◆ **Instructions for the task**
Check every line below for the word "Dust" and copy the ones that have it.

◆ **Entries**
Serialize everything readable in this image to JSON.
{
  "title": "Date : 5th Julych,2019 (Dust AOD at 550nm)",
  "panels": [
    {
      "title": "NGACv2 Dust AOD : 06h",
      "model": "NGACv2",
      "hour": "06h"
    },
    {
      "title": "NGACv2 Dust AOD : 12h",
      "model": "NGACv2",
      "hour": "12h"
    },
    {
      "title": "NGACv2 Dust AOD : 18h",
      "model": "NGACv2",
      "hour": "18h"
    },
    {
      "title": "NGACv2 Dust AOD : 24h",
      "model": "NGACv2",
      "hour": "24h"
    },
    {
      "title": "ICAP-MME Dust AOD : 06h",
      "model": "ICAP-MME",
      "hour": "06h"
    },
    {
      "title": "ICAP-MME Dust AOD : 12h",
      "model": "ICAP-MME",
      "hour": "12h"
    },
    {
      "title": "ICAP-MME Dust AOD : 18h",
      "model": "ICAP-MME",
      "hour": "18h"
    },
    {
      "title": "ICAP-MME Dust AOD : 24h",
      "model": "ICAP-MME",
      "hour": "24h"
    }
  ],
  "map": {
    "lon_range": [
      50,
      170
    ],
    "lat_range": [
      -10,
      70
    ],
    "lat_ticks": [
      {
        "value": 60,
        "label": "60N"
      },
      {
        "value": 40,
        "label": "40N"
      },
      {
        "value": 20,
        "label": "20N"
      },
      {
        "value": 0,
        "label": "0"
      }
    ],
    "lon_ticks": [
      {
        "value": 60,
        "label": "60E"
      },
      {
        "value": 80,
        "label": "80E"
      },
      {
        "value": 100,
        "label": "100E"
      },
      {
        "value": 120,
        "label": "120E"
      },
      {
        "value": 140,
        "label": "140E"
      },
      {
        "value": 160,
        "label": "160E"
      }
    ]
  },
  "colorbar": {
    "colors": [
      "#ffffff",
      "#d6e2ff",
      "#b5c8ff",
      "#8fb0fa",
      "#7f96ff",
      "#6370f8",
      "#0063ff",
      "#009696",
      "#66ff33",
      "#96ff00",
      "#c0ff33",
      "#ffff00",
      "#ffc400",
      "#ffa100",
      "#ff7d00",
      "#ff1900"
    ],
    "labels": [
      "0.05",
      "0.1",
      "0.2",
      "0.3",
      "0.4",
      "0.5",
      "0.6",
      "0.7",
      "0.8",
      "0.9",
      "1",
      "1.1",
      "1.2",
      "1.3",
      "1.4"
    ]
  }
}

◆ **Exercise result**
  "title": "Date : 5th Julych,2019 (Dust AOD at 550nm)",
      "title": "NGACv2 Dust AOD : 06h",
      "title": "NGACv2 Dust AOD : 12h",
      "title": "NGACv2 Dust AOD : 18h",
      "title": "NGACv2 Dust AOD : 24h",
      "title": "ICAP-MME Dust AOD : 06h",
      "title": "ICAP-MME Dust AOD : 12h",
      "title": "ICAP-MME Dust AOD : 18h",
      "title": "ICAP-MME Dust AOD : 24h",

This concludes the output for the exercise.